───── Recorded data ─────

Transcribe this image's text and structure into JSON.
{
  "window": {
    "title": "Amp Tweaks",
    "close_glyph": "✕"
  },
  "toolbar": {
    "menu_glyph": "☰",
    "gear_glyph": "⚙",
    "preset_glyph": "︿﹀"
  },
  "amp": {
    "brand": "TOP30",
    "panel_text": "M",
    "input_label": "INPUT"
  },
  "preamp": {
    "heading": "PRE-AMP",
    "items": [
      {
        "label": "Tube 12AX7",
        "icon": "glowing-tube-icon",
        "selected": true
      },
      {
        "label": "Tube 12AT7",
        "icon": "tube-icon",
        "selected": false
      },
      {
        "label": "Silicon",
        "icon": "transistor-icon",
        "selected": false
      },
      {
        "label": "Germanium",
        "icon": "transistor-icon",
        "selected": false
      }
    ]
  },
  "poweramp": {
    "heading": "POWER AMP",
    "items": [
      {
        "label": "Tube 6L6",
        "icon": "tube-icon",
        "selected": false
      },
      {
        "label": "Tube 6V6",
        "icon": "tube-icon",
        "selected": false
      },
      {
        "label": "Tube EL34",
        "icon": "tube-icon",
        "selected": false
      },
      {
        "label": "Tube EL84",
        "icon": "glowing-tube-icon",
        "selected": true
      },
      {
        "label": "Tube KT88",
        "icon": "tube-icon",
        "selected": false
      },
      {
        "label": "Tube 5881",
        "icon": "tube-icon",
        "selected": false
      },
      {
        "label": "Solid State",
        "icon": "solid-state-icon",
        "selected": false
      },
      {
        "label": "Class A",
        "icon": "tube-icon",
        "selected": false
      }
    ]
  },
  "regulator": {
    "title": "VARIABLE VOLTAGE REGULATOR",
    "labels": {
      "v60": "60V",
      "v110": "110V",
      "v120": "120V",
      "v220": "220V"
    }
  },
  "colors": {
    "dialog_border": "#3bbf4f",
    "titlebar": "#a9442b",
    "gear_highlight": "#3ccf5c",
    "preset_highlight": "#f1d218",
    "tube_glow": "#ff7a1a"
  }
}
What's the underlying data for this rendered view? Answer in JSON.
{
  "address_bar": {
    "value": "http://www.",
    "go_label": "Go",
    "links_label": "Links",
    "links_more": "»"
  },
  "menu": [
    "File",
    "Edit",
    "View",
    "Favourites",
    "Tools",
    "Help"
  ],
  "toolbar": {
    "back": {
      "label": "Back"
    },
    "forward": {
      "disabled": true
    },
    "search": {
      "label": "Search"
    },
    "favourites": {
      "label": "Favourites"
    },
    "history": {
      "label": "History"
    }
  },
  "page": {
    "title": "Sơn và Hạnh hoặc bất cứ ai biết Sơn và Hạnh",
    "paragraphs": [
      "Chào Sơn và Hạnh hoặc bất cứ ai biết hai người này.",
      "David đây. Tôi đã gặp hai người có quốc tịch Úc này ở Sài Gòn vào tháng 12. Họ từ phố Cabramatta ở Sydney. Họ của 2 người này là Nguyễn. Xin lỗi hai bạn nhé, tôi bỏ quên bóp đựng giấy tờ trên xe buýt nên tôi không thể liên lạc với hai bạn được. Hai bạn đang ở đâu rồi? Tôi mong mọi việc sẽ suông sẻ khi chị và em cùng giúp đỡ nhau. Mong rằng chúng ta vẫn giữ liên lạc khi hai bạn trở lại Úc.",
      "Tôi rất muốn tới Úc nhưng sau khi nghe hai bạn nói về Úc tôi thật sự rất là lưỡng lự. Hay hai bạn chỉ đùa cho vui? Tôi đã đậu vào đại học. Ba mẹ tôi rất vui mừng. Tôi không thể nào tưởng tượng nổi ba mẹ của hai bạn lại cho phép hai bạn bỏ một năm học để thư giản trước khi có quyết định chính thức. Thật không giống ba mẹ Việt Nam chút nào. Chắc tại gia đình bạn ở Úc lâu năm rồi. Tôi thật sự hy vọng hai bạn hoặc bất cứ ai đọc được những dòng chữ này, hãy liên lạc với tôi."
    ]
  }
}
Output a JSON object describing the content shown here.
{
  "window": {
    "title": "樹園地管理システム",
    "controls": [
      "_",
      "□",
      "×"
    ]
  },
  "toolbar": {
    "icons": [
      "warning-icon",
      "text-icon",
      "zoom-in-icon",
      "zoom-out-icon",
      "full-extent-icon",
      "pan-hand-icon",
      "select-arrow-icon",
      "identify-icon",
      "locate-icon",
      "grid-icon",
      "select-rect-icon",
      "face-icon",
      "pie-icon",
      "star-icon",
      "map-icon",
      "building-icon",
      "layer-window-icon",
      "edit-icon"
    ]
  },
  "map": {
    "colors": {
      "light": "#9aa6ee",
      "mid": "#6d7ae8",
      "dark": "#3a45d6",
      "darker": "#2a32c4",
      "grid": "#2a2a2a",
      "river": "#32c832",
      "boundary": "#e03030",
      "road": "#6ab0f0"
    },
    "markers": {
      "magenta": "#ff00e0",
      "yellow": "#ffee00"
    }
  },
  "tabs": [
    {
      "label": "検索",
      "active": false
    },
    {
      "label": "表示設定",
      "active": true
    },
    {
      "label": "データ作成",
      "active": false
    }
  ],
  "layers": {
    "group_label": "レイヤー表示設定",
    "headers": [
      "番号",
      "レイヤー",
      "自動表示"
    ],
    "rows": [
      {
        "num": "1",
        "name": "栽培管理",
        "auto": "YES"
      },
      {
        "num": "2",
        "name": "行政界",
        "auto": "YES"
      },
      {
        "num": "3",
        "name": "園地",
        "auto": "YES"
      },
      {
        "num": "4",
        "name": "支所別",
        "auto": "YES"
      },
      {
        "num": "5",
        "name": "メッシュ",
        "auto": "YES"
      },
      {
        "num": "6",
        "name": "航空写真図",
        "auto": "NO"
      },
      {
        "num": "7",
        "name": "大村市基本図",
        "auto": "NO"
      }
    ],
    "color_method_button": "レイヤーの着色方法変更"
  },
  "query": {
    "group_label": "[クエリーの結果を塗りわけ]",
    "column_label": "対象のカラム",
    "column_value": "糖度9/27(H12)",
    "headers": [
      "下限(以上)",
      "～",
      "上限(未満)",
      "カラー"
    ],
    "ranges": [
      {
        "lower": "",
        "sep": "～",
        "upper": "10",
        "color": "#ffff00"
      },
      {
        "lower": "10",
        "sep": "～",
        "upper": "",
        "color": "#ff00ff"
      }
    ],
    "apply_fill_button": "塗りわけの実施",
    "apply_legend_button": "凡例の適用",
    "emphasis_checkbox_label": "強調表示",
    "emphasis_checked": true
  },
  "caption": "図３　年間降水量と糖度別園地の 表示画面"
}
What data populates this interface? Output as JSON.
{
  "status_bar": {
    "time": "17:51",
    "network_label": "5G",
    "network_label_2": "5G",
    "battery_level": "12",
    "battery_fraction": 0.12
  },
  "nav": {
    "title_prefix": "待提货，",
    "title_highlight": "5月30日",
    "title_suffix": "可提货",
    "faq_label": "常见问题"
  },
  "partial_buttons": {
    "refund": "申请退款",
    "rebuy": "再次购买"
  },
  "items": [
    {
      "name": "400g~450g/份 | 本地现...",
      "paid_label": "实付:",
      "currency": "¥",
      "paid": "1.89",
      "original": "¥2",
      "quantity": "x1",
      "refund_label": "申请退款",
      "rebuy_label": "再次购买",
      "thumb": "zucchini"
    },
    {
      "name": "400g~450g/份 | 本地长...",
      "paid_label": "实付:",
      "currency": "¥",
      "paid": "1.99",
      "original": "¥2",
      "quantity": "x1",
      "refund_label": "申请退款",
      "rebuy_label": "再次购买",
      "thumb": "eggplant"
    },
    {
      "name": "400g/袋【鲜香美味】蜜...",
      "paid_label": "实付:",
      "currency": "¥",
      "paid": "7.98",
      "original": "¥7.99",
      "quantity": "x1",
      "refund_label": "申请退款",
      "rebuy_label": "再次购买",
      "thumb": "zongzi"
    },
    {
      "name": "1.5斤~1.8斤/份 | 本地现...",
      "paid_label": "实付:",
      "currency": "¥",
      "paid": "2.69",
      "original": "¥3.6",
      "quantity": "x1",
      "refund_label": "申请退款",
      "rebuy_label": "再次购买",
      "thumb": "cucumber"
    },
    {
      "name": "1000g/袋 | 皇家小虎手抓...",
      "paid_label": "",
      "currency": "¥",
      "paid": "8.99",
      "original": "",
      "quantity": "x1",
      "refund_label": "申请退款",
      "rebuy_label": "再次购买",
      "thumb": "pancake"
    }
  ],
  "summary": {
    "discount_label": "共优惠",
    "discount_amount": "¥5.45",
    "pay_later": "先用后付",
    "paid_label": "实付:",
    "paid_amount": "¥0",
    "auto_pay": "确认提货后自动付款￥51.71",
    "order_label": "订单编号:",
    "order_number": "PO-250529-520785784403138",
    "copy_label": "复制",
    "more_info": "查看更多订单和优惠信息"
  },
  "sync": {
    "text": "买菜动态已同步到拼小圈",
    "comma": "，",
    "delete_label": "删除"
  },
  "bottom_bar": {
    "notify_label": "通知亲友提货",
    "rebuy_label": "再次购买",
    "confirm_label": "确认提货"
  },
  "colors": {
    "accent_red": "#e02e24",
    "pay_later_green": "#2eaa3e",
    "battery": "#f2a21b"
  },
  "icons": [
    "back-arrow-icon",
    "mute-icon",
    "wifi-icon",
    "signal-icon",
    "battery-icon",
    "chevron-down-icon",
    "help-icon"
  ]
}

─────

Exercise
From the data, list each line in which the string "this" appears.

Correct response
Transcribe this image's text and structure into JSON.
What's the underlying data for this rendered view? Answer in JSON.
What data populates this interface? Output as JSON.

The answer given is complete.